## INSTRUCTION
Wherever the string "icon" appears, copy the whole line.
## START INPUT FOR THIS TASK
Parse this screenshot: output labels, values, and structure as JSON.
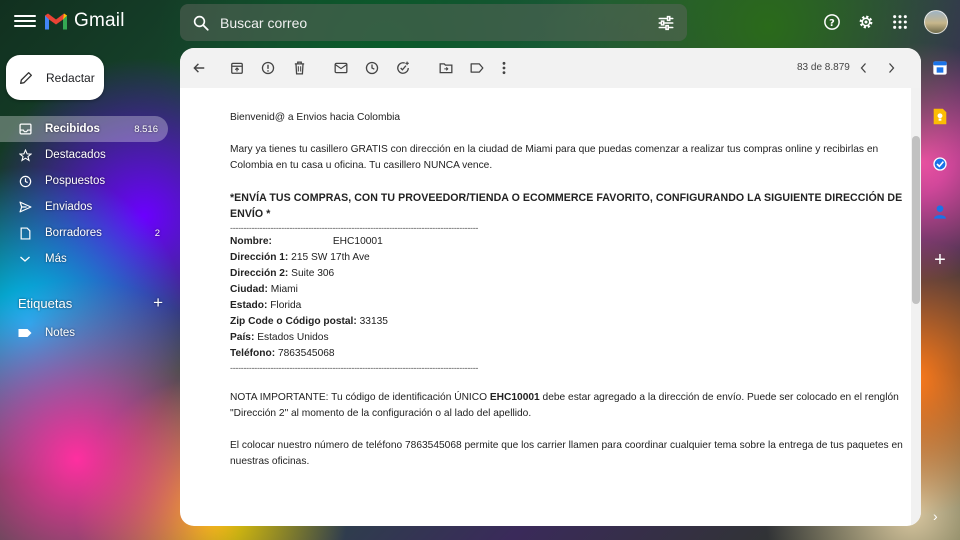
{
  "app": {
    "name": "Gmail"
  },
  "search": {
    "placeholder": "Buscar correo"
  },
  "compose": {
    "label": "Redactar"
  },
  "nav": [
    {
      "label": "Recibidos",
      "count": "8.516",
      "icon": "inbox-icon"
    },
    {
      "label": "Destacados",
      "count": "",
      "icon": "star-icon"
    },
    {
      "label": "Pospuestos",
      "count": "",
      "icon": "clock-icon"
    },
    {
      "label": "Enviados",
      "count": "",
      "icon": "send-icon"
    },
    {
      "label": "Borradores",
      "count": "2",
      "icon": "draft-icon"
    },
    {
      "label": "Más",
      "count": "",
      "icon": "chevron-down-icon"
    }
  ],
  "labels": {
    "title": "Etiquetas",
    "items": [
      {
        "label": "Notes"
      }
    ]
  },
  "toolbar": {
    "pager": "83 de 8.879"
  },
  "email": {
    "greeting": "Bienvenid@ a Envios hacia Colombia",
    "intro": "Mary ya tienes tu casillero GRATIS con dirección en la ciudad de Miami para que puedas comenzar a realizar tus compras online y recibirlas en Colombia en tu casa u oficina. Tu casillero NUNCA vence.",
    "headline": "*ENVÍA TUS COMPRAS, CON TU PROVEEDOR/TIENDA O ECOMMERCE FAVORITO, CONFIGURANDO LA SIGUIENTE DIRECCIÓN DE ENVÍO *",
    "divider": "--------------------------------------------------------------------------------------------",
    "address": {
      "name_label": "Nombre:",
      "name_value": "EHC10001",
      "dir1_label": "Dirección 1:",
      "dir1_value": "215 SW 17th Ave",
      "dir2_label": "Dirección 2:",
      "dir2_value": "Suite 306",
      "city_label": "Ciudad:",
      "city_value": "Miami",
      "state_label": "Estado:",
      "state_value": "Florida",
      "zip_label": "Zip Code o Código postal:",
      "zip_value": "33135",
      "country_label": "País:",
      "country_value": "Estados Unidos",
      "phone_label": "Teléfono:",
      "phone_value": "7863545068"
    },
    "note_prefix": "NOTA IMPORTANTE: Tu código de identificación ÚNICO ",
    "note_code": "EHC10001",
    "note_suffix": " debe estar agregado a la dirección de envío. Puede ser colocado en el renglón \"Dirección 2\" al momento de la configuración o al lado del apellido.",
    "phone_note": "El colocar nuestro número de teléfono 7863545068 permite que los carrier llamen para coordinar cualquier tema sobre la entrega de tus paquetes en nuestras oficinas."
  },
  "colors": {
    "gmail_red": "#ea4335",
    "calendar": "#1a73e8",
    "keep": "#fbbc04",
    "tasks": "#1a73e8",
    "contacts": "#1a73e8"
  }
}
## END INPUT FOR THIS TASK
## THE ANSWER
      "icon": "inbox-icon"
      "icon": "star-icon"
      "icon": "clock-icon"
      "icon": "send-icon"
      "icon": "draft-icon"
      "icon": "chevron-down-icon"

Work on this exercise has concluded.